# START OF Stored records

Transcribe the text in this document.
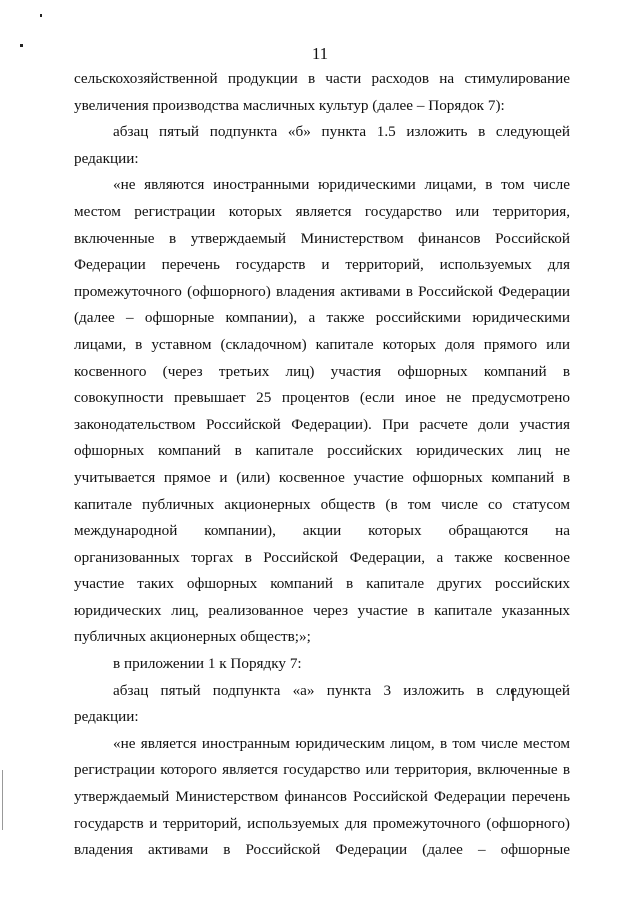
11
сельскохозяйственной продукции в части расходов на стимулирование
увеличения производства масличных культур (далее – Порядок 7):
абзац пятый подпункта «б» пункта 1.5 изложить в следующей
редакции:
«не являются иностранными юридическими лицами, в том числе
местом регистрации которых является государство или территория,
включенные в утверждаемый Министерством финансов Российской
Федерации перечень государств и территорий, используемых для
промежуточного (офшорного) владения активами в Российской Федерации
(далее – офшорные компании), а также российскими юридическими
лицами, в уставном (складочном) капитале которых доля прямого или
косвенного (через третьих лиц) участия офшорных компаний в
совокупности превышает 25 процентов (если иное не предусмотрено
законодательством Российской Федерации). При расчете доли участия
офшорных компаний в капитале российских юридических лиц не
учитывается прямое и (или) косвенное участие офшорных компаний в
капитале публичных акционерных обществ (в том числе со статусом
международной компании), акции которых обращаются на
организованных торгах в Российской Федерации, а также косвенное
участие таких офшорных компаний в капитале других российских
юридических лиц, реализованное через участие в капитале указанных
публичных акционерных обществ;»;
в приложении 1 к Порядку 7:
абзац пятый подпункта «а» пункта 3 изложить в следующей
редакции:
«не является иностранным юридическим лицом, в том числе местом
регистрации которого является государство или территория, включенные в
утверждаемый Министерством финансов Российской Федерации перечень
государств и территорий, используемых для промежуточного (офшорного)
владения активами в Российской Федерации (далее – офшорные
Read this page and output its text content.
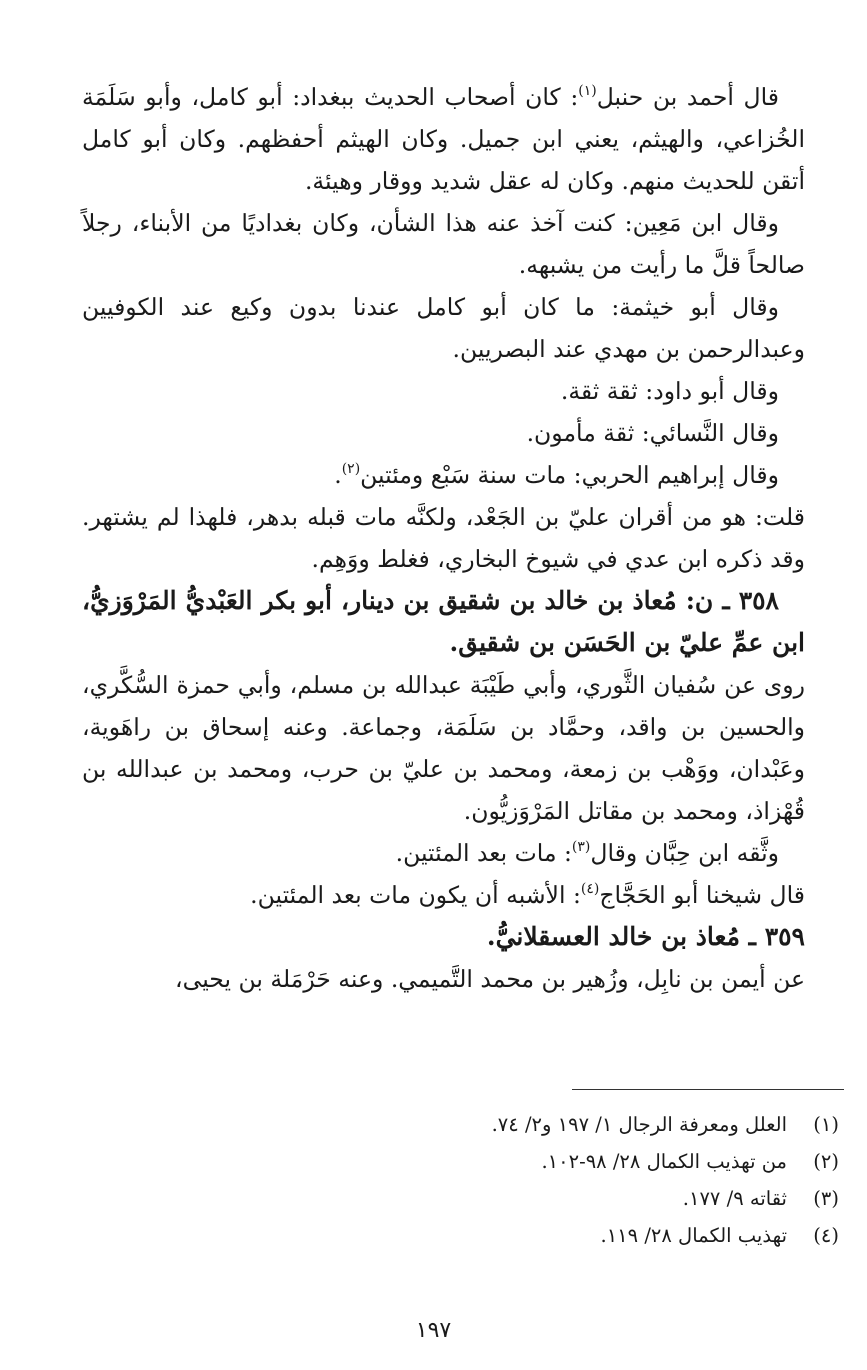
قال أحمد بن حنبل$^{(١)}$: كان أصحاب الحديث ببغداد: أبو كامل، وأبو سَلَمَة الخُزاعي، والهيثم، يعني ابن جميل. وكان الهيثم أحفظهم. وكان أبو كامل أتقن للحديث منهم. وكان له عقل شديد ووقار وهيئة.

وقال ابن مَعِين: كنت آخذ عنه هذا الشأن، وكان بغداديًا من الأبناء، رجلاً صالحاً قلَّ ما رأيت من يشبهه.

وقال أبو خيثمة: ما كان أبو كامل عندنا بدون وكيع عند الكوفيين وعبدالرحمن بن مهدي عند البصريين.

وقال أبو داود: ثقة ثقة.

وقال النَّسائي: ثقة مأمون.

وقال إبراهيم الحربي: مات سنة سَبْع ومئتين$^{(٢)}$.

قلت: هو من أقران عليّ بن الجَعْد، ولكنَّه مات قبله بدهر، فلهذا لم يشتهر. وقد ذكره ابن عدي في شيوخ البخاري، فغلط ووَهِم.

٣٥٨ ـ ن: مُعاذ بن خالد بن شقيق بن دينار، أبو بكر العَبْديُّ المَرْوَزيُّ، ابن عمِّ عليّ بن الحَسَن بن شقيق.

روى عن سُفيان الثَّوري، وأبي طَيْبَة عبدالله بن مسلم، وأبي حمزة السُّكَّري، والحسين بن واقد، وحمَّاد بن سَلَمَة، وجماعة. وعنه إسحاق بن راهَوية، وعَبْدان، ووَهْب بن زمعة، ومحمد بن عليّ بن حرب، ومحمد بن عبدالله بن قُهْزاذ، ومحمد بن مقاتل المَرْوَزيُّون.

وثَّقه ابن حِبَّان وقال$^{(٣)}$: مات بعد المئتين.

قال شيخنا أبو الحَجَّاج$^{(٤)}$: الأشبه أن يكون مات بعد المئتين.

٣٥٩ ـ مُعاذ بن خالد العسقلانيُّ.

عن أيمن بن نابِل، وزُهير بن محمد التَّميمي. وعنه حَرْمَلة بن يحيى،

(١)
العلل ومعرفة الرجال ١/ ١٩٧ و٢/ ٧٤.
(٢)
من تهذيب الكمال ٢٨/ ٩٨-١٠٢.
(٣)
ثقاته ٩/ ١٧٧.
(٤)
تهذيب الكمال ٢٨/ ١١٩.
١٩٧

# END OF Stored records

Exercise instructions
Repeat all of the data above word for word, minus the pictures.

Worked solution
Transcribe the text in this document.
11
сельскохозяйственной продукции в части расходов на стимулирование
увеличения производства масличных культур (далее – Порядок 7):
абзац пятый подпункта «б» пункта 1.5 изложить в следующей
редакции:
«не являются иностранными юридическими лицами, в том числе
местом регистрации которых является государство или территория,
включенные в утверждаемый Министерством финансов Российской
Федерации перечень государств и территорий, используемых для
промежуточного (офшорного) владения активами в Российской Федерации
(далее – офшорные компании), а также российскими юридическими
лицами, в уставном (складочном) капитале которых доля прямого или
косвенного (через третьих лиц) участия офшорных компаний в
совокупности превышает 25 процентов (если иное не предусмотрено
законодательством Российской Федерации). При расчете доли участия
офшорных компаний в капитале российских юридических лиц не
учитывается прямое и (или) косвенное участие офшорных компаний в
капитале публичных акционерных обществ (в том числе со статусом
международной компании), акции которых обращаются на
организованных торгах в Российской Федерации, а также косвенное
участие таких офшорных компаний в капитале других российских
юридических лиц, реализованное через участие в капитале указанных
публичных акционерных обществ;»;
в приложении 1 к Порядку 7:
абзац пятый подпункта «а» пункта 3 изложить в следующей
редакции:
«не является иностранным юридическим лицом, в том числе местом
регистрации которого является государство или территория, включенные в
утверждаемый Министерством финансов Российской Федерации перечень
государств и территорий, используемых для промежуточного (офшорного)
владения активами в Российской Федерации (далее – офшорные
Read this page and output its text content.
قال أحمد بن حنبل$^{(١)}$: كان أصحاب الحديث ببغداد: أبو كامل، وأبو سَلَمَة الخُزاعي، والهيثم، يعني ابن جميل. وكان الهيثم أحفظهم. وكان أبو كامل أتقن للحديث منهم. وكان له عقل شديد ووقار وهيئة.

وقال ابن مَعِين: كنت آخذ عنه هذا الشأن، وكان بغداديًا من الأبناء، رجلاً صالحاً قلَّ ما رأيت من يشبهه.

وقال أبو خيثمة: ما كان أبو كامل عندنا بدون وكيع عند الكوفيين وعبدالرحمن بن مهدي عند البصريين.

وقال أبو داود: ثقة ثقة.

وقال النَّسائي: ثقة مأمون.

وقال إبراهيم الحربي: مات سنة سَبْع ومئتين$^{(٢)}$.

قلت: هو من أقران عليّ بن الجَعْد، ولكنَّه مات قبله بدهر، فلهذا لم يشتهر. وقد ذكره ابن عدي في شيوخ البخاري، فغلط ووَهِم.

٣٥٨ ـ ن: مُعاذ بن خالد بن شقيق بن دينار، أبو بكر العَبْديُّ المَرْوَزيُّ، ابن عمِّ عليّ بن الحَسَن بن شقيق.

روى عن سُفيان الثَّوري، وأبي طَيْبَة عبدالله بن مسلم، وأبي حمزة السُّكَّري، والحسين بن واقد، وحمَّاد بن سَلَمَة، وجماعة. وعنه إسحاق بن راهَوية، وعَبْدان، ووَهْب بن زمعة، ومحمد بن عليّ بن حرب، ومحمد بن عبدالله بن قُهْزاذ، ومحمد بن مقاتل المَرْوَزيُّون.

وثَّقه ابن حِبَّان وقال$^{(٣)}$: مات بعد المئتين.

قال شيخنا أبو الحَجَّاج$^{(٤)}$: الأشبه أن يكون مات بعد المئتين.

٣٥٩ ـ مُعاذ بن خالد العسقلانيُّ.

عن أيمن بن نابِل، وزُهير بن محمد التَّميمي. وعنه حَرْمَلة بن يحيى،

(١)
العلل ومعرفة الرجال ١/ ١٩٧ و٢/ ٧٤.
(٢)
من تهذيب الكمال ٢٨/ ٩٨-١٠٢.
(٣)
ثقاته ٩/ ١٧٧.
(٤)
تهذيب الكمال ٢٨/ ١١٩.
١٩٧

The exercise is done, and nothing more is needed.